● **The input**:
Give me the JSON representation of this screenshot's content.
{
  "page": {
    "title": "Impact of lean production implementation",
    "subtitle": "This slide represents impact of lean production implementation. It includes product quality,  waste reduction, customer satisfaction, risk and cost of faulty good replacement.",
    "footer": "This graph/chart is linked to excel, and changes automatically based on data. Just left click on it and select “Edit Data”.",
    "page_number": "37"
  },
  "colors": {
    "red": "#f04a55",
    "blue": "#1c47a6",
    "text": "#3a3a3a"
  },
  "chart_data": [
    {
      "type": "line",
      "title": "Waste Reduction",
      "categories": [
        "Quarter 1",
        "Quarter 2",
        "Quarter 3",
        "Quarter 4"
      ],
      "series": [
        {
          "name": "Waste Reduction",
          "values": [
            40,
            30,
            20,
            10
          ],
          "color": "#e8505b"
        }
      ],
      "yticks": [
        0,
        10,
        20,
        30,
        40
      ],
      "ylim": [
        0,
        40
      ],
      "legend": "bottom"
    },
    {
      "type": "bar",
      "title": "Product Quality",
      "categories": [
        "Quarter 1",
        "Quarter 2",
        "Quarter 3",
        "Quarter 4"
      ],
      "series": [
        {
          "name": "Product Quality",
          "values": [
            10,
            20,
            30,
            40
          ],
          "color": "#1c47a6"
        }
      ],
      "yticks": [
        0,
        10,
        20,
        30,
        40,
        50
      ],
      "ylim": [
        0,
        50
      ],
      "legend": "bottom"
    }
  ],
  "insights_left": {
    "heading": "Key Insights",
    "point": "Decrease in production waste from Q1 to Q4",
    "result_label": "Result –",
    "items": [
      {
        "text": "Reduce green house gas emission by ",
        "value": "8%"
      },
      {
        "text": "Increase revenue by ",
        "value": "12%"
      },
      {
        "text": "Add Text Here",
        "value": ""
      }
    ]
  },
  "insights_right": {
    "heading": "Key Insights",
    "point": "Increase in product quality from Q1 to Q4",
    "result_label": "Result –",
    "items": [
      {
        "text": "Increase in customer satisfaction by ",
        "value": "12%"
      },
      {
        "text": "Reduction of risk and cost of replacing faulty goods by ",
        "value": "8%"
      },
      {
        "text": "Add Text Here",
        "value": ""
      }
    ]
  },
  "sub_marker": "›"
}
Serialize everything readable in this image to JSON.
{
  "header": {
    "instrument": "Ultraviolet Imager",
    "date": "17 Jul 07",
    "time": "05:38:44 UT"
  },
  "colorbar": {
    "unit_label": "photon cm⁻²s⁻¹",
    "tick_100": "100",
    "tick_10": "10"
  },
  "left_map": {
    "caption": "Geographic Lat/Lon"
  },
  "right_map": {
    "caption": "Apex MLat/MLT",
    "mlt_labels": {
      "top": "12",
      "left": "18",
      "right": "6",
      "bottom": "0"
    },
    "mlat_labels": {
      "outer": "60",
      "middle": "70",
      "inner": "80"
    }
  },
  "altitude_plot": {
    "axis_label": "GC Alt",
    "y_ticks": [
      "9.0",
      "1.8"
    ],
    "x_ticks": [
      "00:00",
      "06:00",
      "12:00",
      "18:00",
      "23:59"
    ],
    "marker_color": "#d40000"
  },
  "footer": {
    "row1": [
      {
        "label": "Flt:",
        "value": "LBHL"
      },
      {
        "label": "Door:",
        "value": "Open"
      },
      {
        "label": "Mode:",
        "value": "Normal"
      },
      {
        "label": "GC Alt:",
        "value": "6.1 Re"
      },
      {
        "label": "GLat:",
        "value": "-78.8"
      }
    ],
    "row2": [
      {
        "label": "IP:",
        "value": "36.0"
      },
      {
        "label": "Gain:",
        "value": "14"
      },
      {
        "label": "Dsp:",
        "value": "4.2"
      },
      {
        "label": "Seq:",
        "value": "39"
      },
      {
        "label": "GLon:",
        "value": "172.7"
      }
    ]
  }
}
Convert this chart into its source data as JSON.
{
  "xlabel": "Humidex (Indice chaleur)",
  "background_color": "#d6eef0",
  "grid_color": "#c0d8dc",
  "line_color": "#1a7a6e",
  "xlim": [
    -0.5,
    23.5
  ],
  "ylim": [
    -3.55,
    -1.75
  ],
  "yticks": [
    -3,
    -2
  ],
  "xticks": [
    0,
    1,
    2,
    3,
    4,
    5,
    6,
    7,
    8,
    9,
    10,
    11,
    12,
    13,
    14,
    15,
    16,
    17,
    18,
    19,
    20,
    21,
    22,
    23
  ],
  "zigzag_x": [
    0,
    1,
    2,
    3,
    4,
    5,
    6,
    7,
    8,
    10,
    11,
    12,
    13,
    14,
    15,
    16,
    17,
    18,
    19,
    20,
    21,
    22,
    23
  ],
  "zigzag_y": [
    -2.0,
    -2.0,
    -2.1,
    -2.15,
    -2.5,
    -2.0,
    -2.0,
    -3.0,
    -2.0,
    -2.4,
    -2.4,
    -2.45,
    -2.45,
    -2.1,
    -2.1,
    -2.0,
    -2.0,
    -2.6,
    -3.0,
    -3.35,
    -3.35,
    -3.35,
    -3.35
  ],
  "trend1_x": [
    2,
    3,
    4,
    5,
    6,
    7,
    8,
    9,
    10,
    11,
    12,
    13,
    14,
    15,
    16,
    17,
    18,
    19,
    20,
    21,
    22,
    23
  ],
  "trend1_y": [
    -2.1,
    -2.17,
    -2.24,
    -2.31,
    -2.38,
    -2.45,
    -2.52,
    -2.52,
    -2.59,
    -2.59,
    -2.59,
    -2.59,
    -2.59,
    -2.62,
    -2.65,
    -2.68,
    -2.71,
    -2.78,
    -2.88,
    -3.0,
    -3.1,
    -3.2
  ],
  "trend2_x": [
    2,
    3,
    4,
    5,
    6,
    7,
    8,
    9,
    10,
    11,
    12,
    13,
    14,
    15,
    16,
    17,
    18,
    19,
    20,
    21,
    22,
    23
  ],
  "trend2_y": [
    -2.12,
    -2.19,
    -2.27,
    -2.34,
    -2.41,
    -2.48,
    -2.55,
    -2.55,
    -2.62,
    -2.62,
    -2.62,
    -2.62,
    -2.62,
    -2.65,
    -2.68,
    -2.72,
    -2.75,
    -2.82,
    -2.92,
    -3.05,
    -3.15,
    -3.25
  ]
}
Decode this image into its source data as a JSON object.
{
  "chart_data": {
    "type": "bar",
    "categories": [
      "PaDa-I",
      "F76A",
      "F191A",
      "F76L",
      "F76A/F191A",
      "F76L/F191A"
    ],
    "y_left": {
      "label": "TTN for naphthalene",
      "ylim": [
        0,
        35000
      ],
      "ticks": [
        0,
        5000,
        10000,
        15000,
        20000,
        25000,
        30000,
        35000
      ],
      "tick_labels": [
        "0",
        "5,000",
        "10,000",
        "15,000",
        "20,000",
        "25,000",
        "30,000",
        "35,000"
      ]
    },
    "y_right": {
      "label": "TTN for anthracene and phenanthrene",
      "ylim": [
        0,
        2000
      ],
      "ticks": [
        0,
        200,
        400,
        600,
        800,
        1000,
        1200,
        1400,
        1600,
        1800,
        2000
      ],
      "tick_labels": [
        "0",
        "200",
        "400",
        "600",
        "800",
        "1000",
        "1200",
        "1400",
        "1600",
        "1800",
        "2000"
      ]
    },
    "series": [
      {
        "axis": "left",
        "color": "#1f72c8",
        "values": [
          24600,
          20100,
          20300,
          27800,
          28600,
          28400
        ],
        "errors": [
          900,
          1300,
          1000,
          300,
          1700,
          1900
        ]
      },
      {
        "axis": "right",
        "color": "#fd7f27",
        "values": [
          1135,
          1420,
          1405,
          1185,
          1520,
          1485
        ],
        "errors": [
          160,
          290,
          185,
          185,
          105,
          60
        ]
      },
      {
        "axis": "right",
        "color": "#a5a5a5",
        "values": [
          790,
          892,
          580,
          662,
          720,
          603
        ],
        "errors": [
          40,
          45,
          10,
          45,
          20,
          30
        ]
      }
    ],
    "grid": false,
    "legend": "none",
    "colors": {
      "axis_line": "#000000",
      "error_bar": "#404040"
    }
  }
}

● **Task statement**:
From the data, collect all lines where the string "customer" appears.

● **Correct response**:
    "subtitle": "This slide represents impact of lean production implementation. It includes product quality,  waste reduction, customer satisfaction, risk and cost of faulty good replacement.",
        "text": "Increase in customer satisfaction by ",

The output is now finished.